- To be done:
For each line below that contains the string "نسائي", copy that line.

- Input material:
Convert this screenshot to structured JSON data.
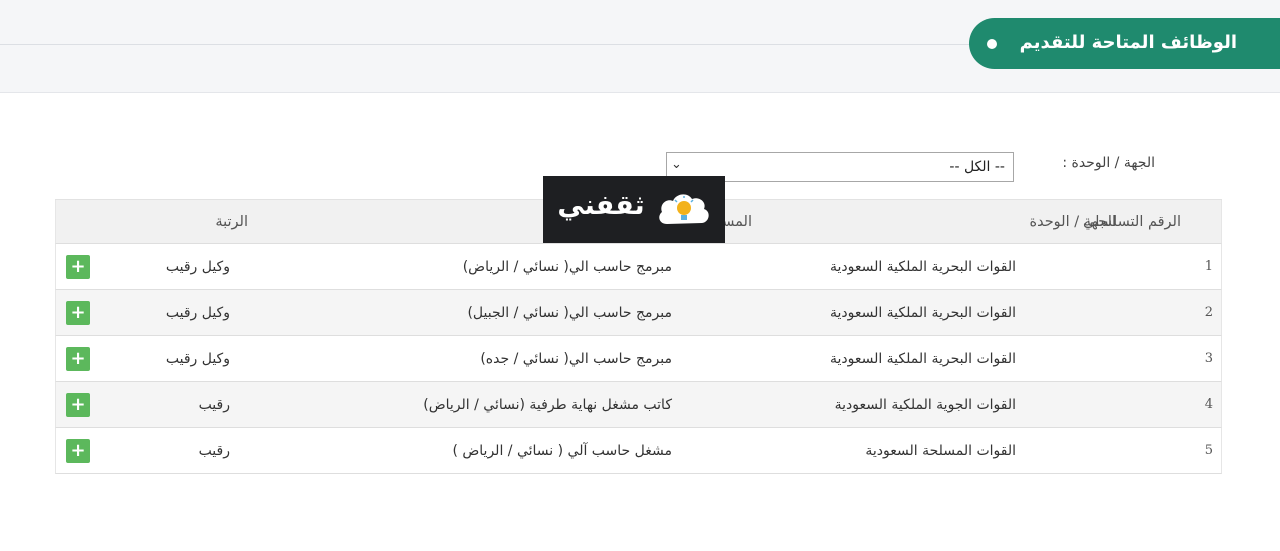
{
  "header": {
    "title": "الوظائف المتاحة للتقديم"
  },
  "filter": {
    "label": "الجهة / الوحدة :",
    "selected": "-- الكل --"
  },
  "logo": {
    "text": "ثقفني"
  },
  "table": {
    "columns": [
      "الرقم التسلسلي",
      "الجهة / الوحدة",
      "المسمى الوظيفي",
      "الرتبة"
    ],
    "rows": [
      {
        "num": "1",
        "unit": "القوات البحرية الملكية السعودية",
        "job": "مبرمج حاسب الي( نسائي / الرياض)",
        "rank": "وكيل رقيب"
      },
      {
        "num": "2",
        "unit": "القوات البحرية الملكية السعودية",
        "job": "مبرمج حاسب الي( نسائي / الجبيل)",
        "rank": "وكيل رقيب"
      },
      {
        "num": "3",
        "unit": "القوات البحرية الملكية السعودية",
        "job": "مبرمج حاسب الي( نسائي / جده)",
        "rank": "وكيل رقيب"
      },
      {
        "num": "4",
        "unit": "القوات الجوية الملكية السعودية",
        "job": "كاتب مشغل نهاية طرفية (نسائي / الرياض)",
        "rank": "رقيب"
      },
      {
        "num": "5",
        "unit": "القوات المسلحة السعودية",
        "job": "مشغل حاسب آلي ( نسائي / الرياض )",
        "rank": "رقيب"
      }
    ],
    "add_label": "+"
  },
  "colors": {
    "title_bg": "#1f8a6e",
    "add_button": "#5cb85c"
  }
}
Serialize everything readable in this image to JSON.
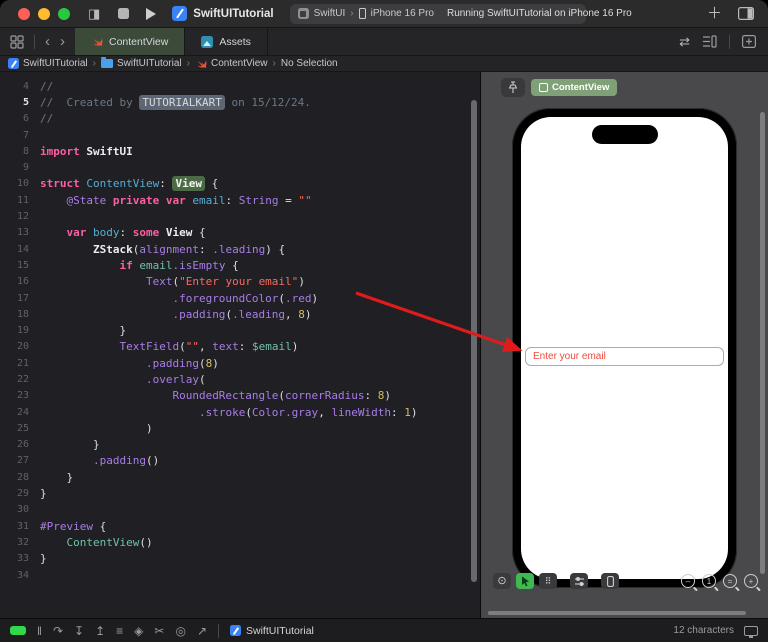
{
  "titlebar": {
    "window_title": "SwiftUITutorial",
    "scheme_label": "SwiftUI",
    "destination": "iPhone 16 Pro",
    "status": "Running SwiftUITutorial on iPhone 16 Pro"
  },
  "tabbar": {
    "tabs": [
      {
        "label": "ContentView",
        "active": true
      },
      {
        "label": "Assets",
        "active": false
      }
    ]
  },
  "jumpbar": {
    "items": [
      {
        "label": "SwiftUITutorial",
        "icon": "app-icon"
      },
      {
        "label": "SwiftUITutorial",
        "icon": "folder-icon"
      },
      {
        "label": "ContentView",
        "icon": "swift-icon"
      },
      {
        "label": "No Selection",
        "icon": null
      }
    ]
  },
  "editor": {
    "token_colors": {
      "c": {
        "color": "#6C7986"
      },
      "k": {
        "color": "#FC5FA3",
        "bold": true
      },
      "p": {
        "color": "#DFDFE0"
      },
      "pb": {
        "color": "#EDEDEF",
        "bold": true
      },
      "d": {
        "color": "#54AFD6"
      },
      "m": {
        "color": "#A97DE8"
      },
      "t": {
        "color": "#6FC2A8"
      },
      "s": {
        "color": "#FC6A5D"
      },
      "n": {
        "color": "#D0BF69"
      },
      "sel": {
        "color": "#D6DAE0",
        "bg": "#5D6674"
      },
      "badge": {
        "color": "#F2F5F0",
        "bg": "#4C6A45",
        "bold": true
      }
    },
    "lines": [
      {
        "n": 4,
        "tokens": [
          [
            "c",
            "//"
          ]
        ]
      },
      {
        "n": 5,
        "cur": true,
        "tokens": [
          [
            "c",
            "//  Created by "
          ],
          [
            "sel",
            "TUTORIALKART"
          ],
          [
            "c",
            " on 15/12/24."
          ]
        ]
      },
      {
        "n": 6,
        "tokens": [
          [
            "c",
            "//"
          ]
        ]
      },
      {
        "n": 7,
        "tokens": []
      },
      {
        "n": 8,
        "tokens": [
          [
            "k",
            "import "
          ],
          [
            "pb",
            "SwiftUI"
          ]
        ]
      },
      {
        "n": 9,
        "tokens": []
      },
      {
        "n": 10,
        "tokens": [
          [
            "k",
            "struct "
          ],
          [
            "d",
            "ContentView"
          ],
          [
            "p",
            ": "
          ],
          [
            "badge",
            "View"
          ],
          [
            "p",
            " {"
          ]
        ]
      },
      {
        "n": 11,
        "tokens": [
          [
            "p",
            "    "
          ],
          [
            "m",
            "@State"
          ],
          [
            "p",
            " "
          ],
          [
            "k",
            "private"
          ],
          [
            "p",
            " "
          ],
          [
            "k",
            "var"
          ],
          [
            "p",
            " "
          ],
          [
            "d",
            "email"
          ],
          [
            "p",
            ": "
          ],
          [
            "m",
            "String"
          ],
          [
            "p",
            " = "
          ],
          [
            "s",
            "\"\""
          ]
        ]
      },
      {
        "n": 12,
        "tokens": []
      },
      {
        "n": 13,
        "tokens": [
          [
            "p",
            "    "
          ],
          [
            "k",
            "var"
          ],
          [
            "p",
            " "
          ],
          [
            "d",
            "body"
          ],
          [
            "p",
            ": "
          ],
          [
            "k",
            "some"
          ],
          [
            "p",
            " "
          ],
          [
            "pb",
            "View"
          ],
          [
            "p",
            " {"
          ]
        ]
      },
      {
        "n": 14,
        "tokens": [
          [
            "p",
            "        "
          ],
          [
            "pb",
            "ZStack"
          ],
          [
            "p",
            "("
          ],
          [
            "m",
            "alignment"
          ],
          [
            "p",
            ": "
          ],
          [
            "m",
            ".leading"
          ],
          [
            "p",
            ") {"
          ]
        ]
      },
      {
        "n": 15,
        "tokens": [
          [
            "p",
            "            "
          ],
          [
            "k",
            "if"
          ],
          [
            "p",
            " "
          ],
          [
            "t",
            "email"
          ],
          [
            "m",
            ".isEmpty"
          ],
          [
            "p",
            " {"
          ]
        ]
      },
      {
        "n": 16,
        "tokens": [
          [
            "p",
            "                "
          ],
          [
            "m",
            "Text"
          ],
          [
            "p",
            "("
          ],
          [
            "s",
            "\"Enter your email\""
          ],
          [
            "p",
            ")"
          ]
        ]
      },
      {
        "n": 17,
        "tokens": [
          [
            "p",
            "                    "
          ],
          [
            "m",
            ".foregroundColor"
          ],
          [
            "p",
            "("
          ],
          [
            "m",
            ".red"
          ],
          [
            "p",
            ")"
          ]
        ]
      },
      {
        "n": 18,
        "tokens": [
          [
            "p",
            "                    "
          ],
          [
            "m",
            ".padding"
          ],
          [
            "p",
            "("
          ],
          [
            "m",
            ".leading"
          ],
          [
            "p",
            ", "
          ],
          [
            "n",
            "8"
          ],
          [
            "p",
            ")"
          ]
        ]
      },
      {
        "n": 19,
        "tokens": [
          [
            "p",
            "            }"
          ]
        ]
      },
      {
        "n": 20,
        "tokens": [
          [
            "p",
            "            "
          ],
          [
            "m",
            "TextField"
          ],
          [
            "p",
            "("
          ],
          [
            "s",
            "\"\""
          ],
          [
            "p",
            ", "
          ],
          [
            "m",
            "text"
          ],
          [
            "p",
            ": "
          ],
          [
            "t",
            "$email"
          ],
          [
            "p",
            ")"
          ]
        ]
      },
      {
        "n": 21,
        "tokens": [
          [
            "p",
            "                "
          ],
          [
            "m",
            ".padding"
          ],
          [
            "p",
            "("
          ],
          [
            "n",
            "8"
          ],
          [
            "p",
            ")"
          ]
        ]
      },
      {
        "n": 22,
        "tokens": [
          [
            "p",
            "                "
          ],
          [
            "m",
            ".overlay"
          ],
          [
            "p",
            "("
          ]
        ]
      },
      {
        "n": 23,
        "tokens": [
          [
            "p",
            "                    "
          ],
          [
            "m",
            "RoundedRectangle"
          ],
          [
            "p",
            "("
          ],
          [
            "m",
            "cornerRadius"
          ],
          [
            "p",
            ": "
          ],
          [
            "n",
            "8"
          ],
          [
            "p",
            ")"
          ]
        ]
      },
      {
        "n": 24,
        "tokens": [
          [
            "p",
            "                        "
          ],
          [
            "m",
            ".stroke"
          ],
          [
            "p",
            "("
          ],
          [
            "m",
            "Color"
          ],
          [
            "m",
            ".gray"
          ],
          [
            "p",
            ", "
          ],
          [
            "m",
            "lineWidth"
          ],
          [
            "p",
            ": "
          ],
          [
            "n",
            "1"
          ],
          [
            "p",
            ")"
          ]
        ]
      },
      {
        "n": 25,
        "tokens": [
          [
            "p",
            "                )"
          ]
        ]
      },
      {
        "n": 26,
        "tokens": [
          [
            "p",
            "        }"
          ]
        ]
      },
      {
        "n": 27,
        "tokens": [
          [
            "p",
            "        "
          ],
          [
            "m",
            ".padding"
          ],
          [
            "p",
            "()"
          ]
        ]
      },
      {
        "n": 28,
        "tokens": [
          [
            "p",
            "    }"
          ]
        ]
      },
      {
        "n": 29,
        "tokens": [
          [
            "p",
            "}"
          ]
        ]
      },
      {
        "n": 30,
        "tokens": []
      },
      {
        "n": 31,
        "tokens": [
          [
            "m",
            "#Preview"
          ],
          [
            "p",
            " {"
          ]
        ]
      },
      {
        "n": 32,
        "tokens": [
          [
            "p",
            "    "
          ],
          [
            "t",
            "ContentView"
          ],
          [
            "p",
            "()"
          ]
        ]
      },
      {
        "n": 33,
        "tokens": [
          [
            "p",
            "}"
          ]
        ]
      },
      {
        "n": 34,
        "tokens": []
      }
    ]
  },
  "canvas": {
    "preview_badge_label": "ContentView",
    "textfield_text": "Enter your email",
    "zoom_buttons": {
      "out": "–",
      "actual": "1",
      "fit": "=",
      "in": "+"
    }
  },
  "statusbar": {
    "app_label": "SwiftUITutorial",
    "char_count": "12 characters"
  },
  "glyphs": {
    "sidebar_toggle": "◨",
    "back": "‹",
    "forward": "›",
    "chevron": "›",
    "grid": "⊞",
    "swap": "⇄",
    "plus": "＋",
    "pause": "‖",
    "step_over": "↷",
    "step_into": "↧",
    "step_out": "↥",
    "view_hierarchy": "≡",
    "memory_graph": "◈",
    "environment_overrides": "✂",
    "instruments": "◎",
    "simulate_location": "↗",
    "live_preview": "⊙",
    "variants": "⠿"
  },
  "colors": {
    "editor_bg": "#1F1F24",
    "canvas_bg": "#49494C",
    "chrome_bg": "#2B2B2C",
    "active_tab_bg": "#3C4A3A",
    "arrow_red": "#E01B1B",
    "placeholder_red": "#EC4B3C",
    "swift_orange": "#F05138",
    "xcode_blue": "#3B82F7",
    "run_green": "#32D74B",
    "selection_bg": "#5D6674",
    "view_badge_bg": "#4C6A45"
  }
}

- Solution to this task:
        "job": "مبرمج حاسب الي( نسائي / الرياض)",
        "job": "مبرمج حاسب الي( نسائي / الجبيل)",
        "job": "مبرمج حاسب الي( نسائي / جده)",
        "job": "كاتب مشغل نهاية طرفية (نسائي / الرياض)",
        "job": "مشغل حاسب آلي ( نسائي / الرياض )",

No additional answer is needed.